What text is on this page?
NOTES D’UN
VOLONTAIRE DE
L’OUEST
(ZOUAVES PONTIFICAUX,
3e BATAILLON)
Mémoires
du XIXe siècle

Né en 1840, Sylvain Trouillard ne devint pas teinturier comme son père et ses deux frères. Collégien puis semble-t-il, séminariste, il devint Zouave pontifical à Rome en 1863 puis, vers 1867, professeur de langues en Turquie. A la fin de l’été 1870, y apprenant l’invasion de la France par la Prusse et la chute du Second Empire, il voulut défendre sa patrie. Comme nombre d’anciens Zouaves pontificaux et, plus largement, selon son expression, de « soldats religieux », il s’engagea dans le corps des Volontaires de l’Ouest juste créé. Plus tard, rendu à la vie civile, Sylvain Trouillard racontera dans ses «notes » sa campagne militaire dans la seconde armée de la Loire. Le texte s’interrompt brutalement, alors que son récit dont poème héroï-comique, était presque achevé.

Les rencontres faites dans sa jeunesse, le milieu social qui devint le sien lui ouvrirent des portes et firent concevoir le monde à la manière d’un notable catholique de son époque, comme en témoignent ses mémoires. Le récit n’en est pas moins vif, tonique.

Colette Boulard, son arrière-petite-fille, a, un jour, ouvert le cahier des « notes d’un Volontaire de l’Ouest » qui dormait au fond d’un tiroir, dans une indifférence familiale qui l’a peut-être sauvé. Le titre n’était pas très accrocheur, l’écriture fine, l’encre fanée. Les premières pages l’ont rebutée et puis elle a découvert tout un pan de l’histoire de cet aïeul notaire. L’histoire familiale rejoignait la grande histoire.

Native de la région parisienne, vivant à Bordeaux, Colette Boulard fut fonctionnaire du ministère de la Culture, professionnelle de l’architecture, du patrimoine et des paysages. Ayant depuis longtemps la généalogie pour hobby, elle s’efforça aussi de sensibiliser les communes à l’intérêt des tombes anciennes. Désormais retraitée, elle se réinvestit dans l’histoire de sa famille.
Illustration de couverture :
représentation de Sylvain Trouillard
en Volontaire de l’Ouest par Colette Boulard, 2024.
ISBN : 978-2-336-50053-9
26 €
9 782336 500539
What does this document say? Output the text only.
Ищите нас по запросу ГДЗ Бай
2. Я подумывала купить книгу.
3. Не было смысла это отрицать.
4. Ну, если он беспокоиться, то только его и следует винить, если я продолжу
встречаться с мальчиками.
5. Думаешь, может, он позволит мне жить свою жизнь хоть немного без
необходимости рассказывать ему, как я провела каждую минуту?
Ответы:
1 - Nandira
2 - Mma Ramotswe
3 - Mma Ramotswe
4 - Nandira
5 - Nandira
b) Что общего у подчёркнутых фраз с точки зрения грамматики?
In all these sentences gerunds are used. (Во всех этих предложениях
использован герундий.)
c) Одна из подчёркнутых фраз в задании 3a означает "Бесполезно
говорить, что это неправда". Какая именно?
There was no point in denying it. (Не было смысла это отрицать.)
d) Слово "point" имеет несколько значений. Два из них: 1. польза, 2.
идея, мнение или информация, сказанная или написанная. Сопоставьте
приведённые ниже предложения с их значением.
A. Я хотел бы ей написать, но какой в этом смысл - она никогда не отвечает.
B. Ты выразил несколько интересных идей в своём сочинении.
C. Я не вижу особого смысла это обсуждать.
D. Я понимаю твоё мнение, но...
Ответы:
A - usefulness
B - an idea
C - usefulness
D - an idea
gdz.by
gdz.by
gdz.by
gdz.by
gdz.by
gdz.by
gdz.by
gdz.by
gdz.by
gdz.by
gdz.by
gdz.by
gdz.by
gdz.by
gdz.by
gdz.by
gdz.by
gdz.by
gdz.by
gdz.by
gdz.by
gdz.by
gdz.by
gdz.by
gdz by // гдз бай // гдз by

* _INSTRUCTIONS FOR THE TASK_:
Read the entries and select each line where the word "было" is found.

* _SOLVED PROBLEM_:
3. Не было смысла это отрицать.
There was no point in denying it. (Не было смысла это отрицать.)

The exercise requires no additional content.